Your goal
Wherever a line holds the word "JSON", copy that line out.

--- start of Extracted information ---

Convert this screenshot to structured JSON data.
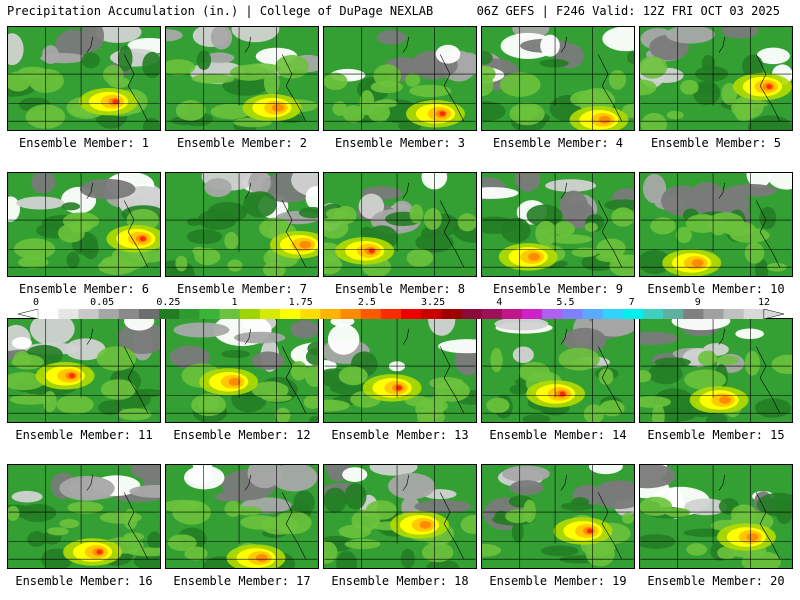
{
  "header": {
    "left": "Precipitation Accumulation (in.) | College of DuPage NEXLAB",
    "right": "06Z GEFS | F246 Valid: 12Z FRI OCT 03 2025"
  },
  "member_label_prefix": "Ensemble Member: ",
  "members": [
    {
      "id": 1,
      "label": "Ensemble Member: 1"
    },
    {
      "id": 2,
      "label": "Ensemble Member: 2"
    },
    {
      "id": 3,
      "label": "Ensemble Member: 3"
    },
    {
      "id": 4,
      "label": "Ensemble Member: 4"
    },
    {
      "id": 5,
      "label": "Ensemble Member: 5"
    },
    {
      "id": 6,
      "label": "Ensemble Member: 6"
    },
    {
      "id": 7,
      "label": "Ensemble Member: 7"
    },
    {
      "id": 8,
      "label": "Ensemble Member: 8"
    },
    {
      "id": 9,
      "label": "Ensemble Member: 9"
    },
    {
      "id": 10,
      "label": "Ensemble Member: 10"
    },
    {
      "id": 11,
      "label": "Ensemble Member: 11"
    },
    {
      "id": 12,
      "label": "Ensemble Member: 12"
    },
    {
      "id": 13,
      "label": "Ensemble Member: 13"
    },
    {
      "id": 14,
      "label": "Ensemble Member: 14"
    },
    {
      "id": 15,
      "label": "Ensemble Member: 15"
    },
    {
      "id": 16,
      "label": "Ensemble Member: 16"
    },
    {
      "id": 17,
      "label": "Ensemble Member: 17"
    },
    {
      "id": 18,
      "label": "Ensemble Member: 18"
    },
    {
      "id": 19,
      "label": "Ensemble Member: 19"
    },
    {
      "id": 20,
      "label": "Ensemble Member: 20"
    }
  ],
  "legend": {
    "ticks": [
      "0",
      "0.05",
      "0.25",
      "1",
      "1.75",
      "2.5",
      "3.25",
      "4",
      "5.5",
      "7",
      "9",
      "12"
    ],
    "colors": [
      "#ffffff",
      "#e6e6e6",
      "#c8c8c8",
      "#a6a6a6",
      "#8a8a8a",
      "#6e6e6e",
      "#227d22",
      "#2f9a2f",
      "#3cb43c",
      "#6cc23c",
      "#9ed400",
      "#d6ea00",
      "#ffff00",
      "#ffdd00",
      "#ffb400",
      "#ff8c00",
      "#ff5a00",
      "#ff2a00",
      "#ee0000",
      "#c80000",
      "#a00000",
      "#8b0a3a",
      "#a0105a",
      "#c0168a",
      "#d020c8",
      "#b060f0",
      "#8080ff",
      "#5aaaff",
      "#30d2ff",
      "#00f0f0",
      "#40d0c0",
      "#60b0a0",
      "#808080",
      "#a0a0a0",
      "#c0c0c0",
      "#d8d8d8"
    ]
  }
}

--- end of Extracted information ---
--- start of Extracted information ---

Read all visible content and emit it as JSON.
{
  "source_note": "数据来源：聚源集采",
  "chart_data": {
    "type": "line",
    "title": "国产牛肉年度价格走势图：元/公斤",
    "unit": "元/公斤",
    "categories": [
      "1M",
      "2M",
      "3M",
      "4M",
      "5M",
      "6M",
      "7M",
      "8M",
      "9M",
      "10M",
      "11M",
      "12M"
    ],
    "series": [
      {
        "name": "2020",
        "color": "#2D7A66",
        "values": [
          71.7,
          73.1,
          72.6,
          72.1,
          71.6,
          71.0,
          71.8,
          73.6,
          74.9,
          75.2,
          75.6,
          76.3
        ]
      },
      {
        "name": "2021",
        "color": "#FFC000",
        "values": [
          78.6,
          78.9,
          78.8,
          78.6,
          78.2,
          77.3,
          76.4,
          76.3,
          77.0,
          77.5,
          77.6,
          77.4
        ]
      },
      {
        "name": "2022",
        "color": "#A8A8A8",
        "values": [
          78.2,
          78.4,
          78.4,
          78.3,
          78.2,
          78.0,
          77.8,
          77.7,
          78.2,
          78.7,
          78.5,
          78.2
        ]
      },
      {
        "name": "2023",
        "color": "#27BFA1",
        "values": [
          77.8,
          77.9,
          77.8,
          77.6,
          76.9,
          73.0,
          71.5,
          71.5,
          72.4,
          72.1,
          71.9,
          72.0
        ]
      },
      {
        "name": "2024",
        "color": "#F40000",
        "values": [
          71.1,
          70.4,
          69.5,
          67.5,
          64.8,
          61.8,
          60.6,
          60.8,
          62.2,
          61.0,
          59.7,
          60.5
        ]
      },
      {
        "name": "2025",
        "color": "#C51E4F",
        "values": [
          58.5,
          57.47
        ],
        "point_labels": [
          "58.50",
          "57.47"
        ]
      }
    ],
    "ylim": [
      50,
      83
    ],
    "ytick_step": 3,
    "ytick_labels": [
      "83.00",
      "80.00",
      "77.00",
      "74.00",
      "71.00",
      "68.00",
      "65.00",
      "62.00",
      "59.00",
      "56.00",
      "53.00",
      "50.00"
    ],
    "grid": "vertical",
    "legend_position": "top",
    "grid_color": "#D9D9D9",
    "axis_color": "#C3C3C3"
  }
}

--- end of Extracted information ---

Full solution
Convert this screenshot to structured JSON data.
Read all visible content and emit it as JSON.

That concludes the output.